** Start Data lines **

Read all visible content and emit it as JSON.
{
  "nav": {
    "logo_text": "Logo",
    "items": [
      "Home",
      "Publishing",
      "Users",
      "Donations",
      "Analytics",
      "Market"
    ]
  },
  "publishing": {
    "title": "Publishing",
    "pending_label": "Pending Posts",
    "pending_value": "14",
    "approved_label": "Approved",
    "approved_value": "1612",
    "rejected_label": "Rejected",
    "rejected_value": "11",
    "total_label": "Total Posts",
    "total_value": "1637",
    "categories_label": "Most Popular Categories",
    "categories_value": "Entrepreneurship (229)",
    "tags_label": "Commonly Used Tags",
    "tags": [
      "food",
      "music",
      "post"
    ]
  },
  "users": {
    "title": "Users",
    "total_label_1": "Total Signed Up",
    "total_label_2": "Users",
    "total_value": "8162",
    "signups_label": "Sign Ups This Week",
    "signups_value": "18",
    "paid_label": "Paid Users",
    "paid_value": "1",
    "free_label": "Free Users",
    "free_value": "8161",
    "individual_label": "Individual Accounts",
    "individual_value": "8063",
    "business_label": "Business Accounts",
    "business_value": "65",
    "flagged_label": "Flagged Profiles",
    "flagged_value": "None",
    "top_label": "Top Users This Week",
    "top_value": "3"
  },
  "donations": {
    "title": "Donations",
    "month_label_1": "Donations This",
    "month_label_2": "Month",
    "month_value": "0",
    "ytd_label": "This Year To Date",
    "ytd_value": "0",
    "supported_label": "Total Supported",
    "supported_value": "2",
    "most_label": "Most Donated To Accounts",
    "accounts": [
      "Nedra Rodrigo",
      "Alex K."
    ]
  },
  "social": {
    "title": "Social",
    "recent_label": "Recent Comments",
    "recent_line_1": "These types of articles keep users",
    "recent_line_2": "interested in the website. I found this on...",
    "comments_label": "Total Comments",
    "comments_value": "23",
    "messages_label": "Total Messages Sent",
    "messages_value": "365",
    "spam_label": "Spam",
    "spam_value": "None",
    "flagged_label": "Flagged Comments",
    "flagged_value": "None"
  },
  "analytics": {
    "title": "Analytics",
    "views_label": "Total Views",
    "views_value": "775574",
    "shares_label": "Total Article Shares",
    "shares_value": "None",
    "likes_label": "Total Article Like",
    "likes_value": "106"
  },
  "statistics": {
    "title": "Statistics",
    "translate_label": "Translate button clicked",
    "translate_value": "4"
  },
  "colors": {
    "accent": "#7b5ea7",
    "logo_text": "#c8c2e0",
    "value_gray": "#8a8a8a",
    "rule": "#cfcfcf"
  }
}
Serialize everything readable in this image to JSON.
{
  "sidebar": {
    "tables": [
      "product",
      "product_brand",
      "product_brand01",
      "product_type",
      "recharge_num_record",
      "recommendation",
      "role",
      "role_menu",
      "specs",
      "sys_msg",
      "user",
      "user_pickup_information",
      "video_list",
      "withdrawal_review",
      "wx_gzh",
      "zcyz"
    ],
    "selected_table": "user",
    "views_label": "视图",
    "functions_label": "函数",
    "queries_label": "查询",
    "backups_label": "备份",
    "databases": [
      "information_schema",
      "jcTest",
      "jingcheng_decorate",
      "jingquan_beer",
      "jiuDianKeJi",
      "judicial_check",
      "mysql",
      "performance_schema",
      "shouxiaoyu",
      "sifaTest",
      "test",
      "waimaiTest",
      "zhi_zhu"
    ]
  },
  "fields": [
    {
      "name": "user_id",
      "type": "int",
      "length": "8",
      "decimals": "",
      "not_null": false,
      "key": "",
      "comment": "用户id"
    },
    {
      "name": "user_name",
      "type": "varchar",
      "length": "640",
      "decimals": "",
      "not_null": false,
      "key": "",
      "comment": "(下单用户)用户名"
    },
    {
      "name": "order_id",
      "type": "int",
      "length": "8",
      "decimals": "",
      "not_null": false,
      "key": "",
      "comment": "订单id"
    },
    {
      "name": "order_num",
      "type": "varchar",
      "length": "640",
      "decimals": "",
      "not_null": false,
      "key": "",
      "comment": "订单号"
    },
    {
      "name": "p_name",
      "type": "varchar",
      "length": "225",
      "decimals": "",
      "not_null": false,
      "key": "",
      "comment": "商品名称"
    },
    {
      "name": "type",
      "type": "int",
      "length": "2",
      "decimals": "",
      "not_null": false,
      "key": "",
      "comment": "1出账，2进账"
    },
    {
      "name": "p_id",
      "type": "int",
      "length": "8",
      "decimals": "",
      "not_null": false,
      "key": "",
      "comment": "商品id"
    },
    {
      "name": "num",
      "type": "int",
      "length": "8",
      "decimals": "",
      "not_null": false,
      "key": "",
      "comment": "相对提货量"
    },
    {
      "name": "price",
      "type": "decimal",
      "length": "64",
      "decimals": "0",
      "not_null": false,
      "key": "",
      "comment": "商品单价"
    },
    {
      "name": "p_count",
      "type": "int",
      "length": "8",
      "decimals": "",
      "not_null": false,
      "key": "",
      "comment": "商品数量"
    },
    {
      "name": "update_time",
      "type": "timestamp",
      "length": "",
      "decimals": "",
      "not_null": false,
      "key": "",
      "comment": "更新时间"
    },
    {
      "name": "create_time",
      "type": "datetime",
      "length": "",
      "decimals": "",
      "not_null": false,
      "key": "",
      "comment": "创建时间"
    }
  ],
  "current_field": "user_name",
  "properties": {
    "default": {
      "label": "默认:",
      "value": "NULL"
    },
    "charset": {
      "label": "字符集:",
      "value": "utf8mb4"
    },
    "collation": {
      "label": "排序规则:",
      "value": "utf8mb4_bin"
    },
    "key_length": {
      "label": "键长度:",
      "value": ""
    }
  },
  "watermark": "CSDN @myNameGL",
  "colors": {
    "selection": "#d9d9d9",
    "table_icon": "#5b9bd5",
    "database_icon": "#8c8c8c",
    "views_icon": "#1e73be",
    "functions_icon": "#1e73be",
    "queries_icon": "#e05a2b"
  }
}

** End Data lines **

Problem statement.
Transcribe each record exactly. Leave nothing out.

Answer to the problem.
Read all visible content and emit it as JSON.
{
  "nav": {
    "logo_text": "Logo",
    "items": [
      "Home",
      "Publishing",
      "Users",
      "Donations",
      "Analytics",
      "Market"
    ]
  },
  "publishing": {
    "title": "Publishing",
    "pending_label": "Pending Posts",
    "pending_value": "14",
    "approved_label": "Approved",
    "approved_value": "1612",
    "rejected_label": "Rejected",
    "rejected_value": "11",
    "total_label": "Total Posts",
    "total_value": "1637",
    "categories_label": "Most Popular Categories",
    "categories_value": "Entrepreneurship (229)",
    "tags_label": "Commonly Used Tags",
    "tags": [
      "food",
      "music",
      "post"
    ]
  },
  "users": {
    "title": "Users",
    "total_label_1": "Total Signed Up",
    "total_label_2": "Users",
    "total_value": "8162",
    "signups_label": "Sign Ups This Week",
    "signups_value": "18",
    "paid_label": "Paid Users",
    "paid_value": "1",
    "free_label": "Free Users",
    "free_value": "8161",
    "individual_label": "Individual Accounts",
    "individual_value": "8063",
    "business_label": "Business Accounts",
    "business_value": "65",
    "flagged_label": "Flagged Profiles",
    "flagged_value": "None",
    "top_label": "Top Users This Week",
    "top_value": "3"
  },
  "donations": {
    "title": "Donations",
    "month_label_1": "Donations This",
    "month_label_2": "Month",
    "month_value": "0",
    "ytd_label": "This Year To Date",
    "ytd_value": "0",
    "supported_label": "Total Supported",
    "supported_value": "2",
    "most_label": "Most Donated To Accounts",
    "accounts": [
      "Nedra Rodrigo",
      "Alex K."
    ]
  },
  "social": {
    "title": "Social",
    "recent_label": "Recent Comments",
    "recent_line_1": "These types of articles keep users",
    "recent_line_2": "interested in the website. I found this on...",
    "comments_label": "Total Comments",
    "comments_value": "23",
    "messages_label": "Total Messages Sent",
    "messages_value": "365",
    "spam_label": "Spam",
    "spam_value": "None",
    "flagged_label": "Flagged Comments",
    "flagged_value": "None"
  },
  "analytics": {
    "title": "Analytics",
    "views_label": "Total Views",
    "views_value": "775574",
    "shares_label": "Total Article Shares",
    "shares_value": "None",
    "likes_label": "Total Article Like",
    "likes_value": "106"
  },
  "statistics": {
    "title": "Statistics",
    "translate_label": "Translate button clicked",
    "translate_value": "4"
  },
  "colors": {
    "accent": "#7b5ea7",
    "logo_text": "#c8c2e0",
    "value_gray": "#8a8a8a",
    "rule": "#cfcfcf"
  }
}
Serialize everything readable in this image to JSON.
{
  "sidebar": {
    "tables": [
      "product",
      "product_brand",
      "product_brand01",
      "product_type",
      "recharge_num_record",
      "recommendation",
      "role",
      "role_menu",
      "specs",
      "sys_msg",
      "user",
      "user_pickup_information",
      "video_list",
      "withdrawal_review",
      "wx_gzh",
      "zcyz"
    ],
    "selected_table": "user",
    "views_label": "视图",
    "functions_label": "函数",
    "queries_label": "查询",
    "backups_label": "备份",
    "databases": [
      "information_schema",
      "jcTest",
      "jingcheng_decorate",
      "jingquan_beer",
      "jiuDianKeJi",
      "judicial_check",
      "mysql",
      "performance_schema",
      "shouxiaoyu",
      "sifaTest",
      "test",
      "waimaiTest",
      "zhi_zhu"
    ]
  },
  "fields": [
    {
      "name": "user_id",
      "type": "int",
      "length": "8",
      "decimals": "",
      "not_null": false,
      "key": "",
      "comment": "用户id"
    },
    {
      "name": "user_name",
      "type": "varchar",
      "length": "640",
      "decimals": "",
      "not_null": false,
      "key": "",
      "comment": "(下单用户)用户名"
    },
    {
      "name": "order_id",
      "type": "int",
      "length": "8",
      "decimals": "",
      "not_null": false,
      "key": "",
      "comment": "订单id"
    },
    {
      "name": "order_num",
      "type": "varchar",
      "length": "640",
      "decimals": "",
      "not_null": false,
      "key": "",
      "comment": "订单号"
    },
    {
      "name": "p_name",
      "type": "varchar",
      "length": "225",
      "decimals": "",
      "not_null": false,
      "key": "",
      "comment": "商品名称"
    },
    {
      "name": "type",
      "type": "int",
      "length": "2",
      "decimals": "",
      "not_null": false,
      "key": "",
      "comment": "1出账，2进账"
    },
    {
      "name": "p_id",
      "type": "int",
      "length": "8",
      "decimals": "",
      "not_null": false,
      "key": "",
      "comment": "商品id"
    },
    {
      "name": "num",
      "type": "int",
      "length": "8",
      "decimals": "",
      "not_null": false,
      "key": "",
      "comment": "相对提货量"
    },
    {
      "name": "price",
      "type": "decimal",
      "length": "64",
      "decimals": "0",
      "not_null": false,
      "key": "",
      "comment": "商品单价"
    },
    {
      "name": "p_count",
      "type": "int",
      "length": "8",
      "decimals": "",
      "not_null": false,
      "key": "",
      "comment": "商品数量"
    },
    {
      "name": "update_time",
      "type": "timestamp",
      "length": "",
      "decimals": "",
      "not_null": false,
      "key": "",
      "comment": "更新时间"
    },
    {
      "name": "create_time",
      "type": "datetime",
      "length": "",
      "decimals": "",
      "not_null": false,
      "key": "",
      "comment": "创建时间"
    }
  ],
  "current_field": "user_name",
  "properties": {
    "default": {
      "label": "默认:",
      "value": "NULL"
    },
    "charset": {
      "label": "字符集:",
      "value": "utf8mb4"
    },
    "collation": {
      "label": "排序规则:",
      "value": "utf8mb4_bin"
    },
    "key_length": {
      "label": "键长度:",
      "value": ""
    }
  },
  "watermark": "CSDN @myNameGL",
  "colors": {
    "selection": "#d9d9d9",
    "table_icon": "#5b9bd5",
    "database_icon": "#8c8c8c",
    "views_icon": "#1e73be",
    "functions_icon": "#1e73be",
    "queries_icon": "#e05a2b"
  }
}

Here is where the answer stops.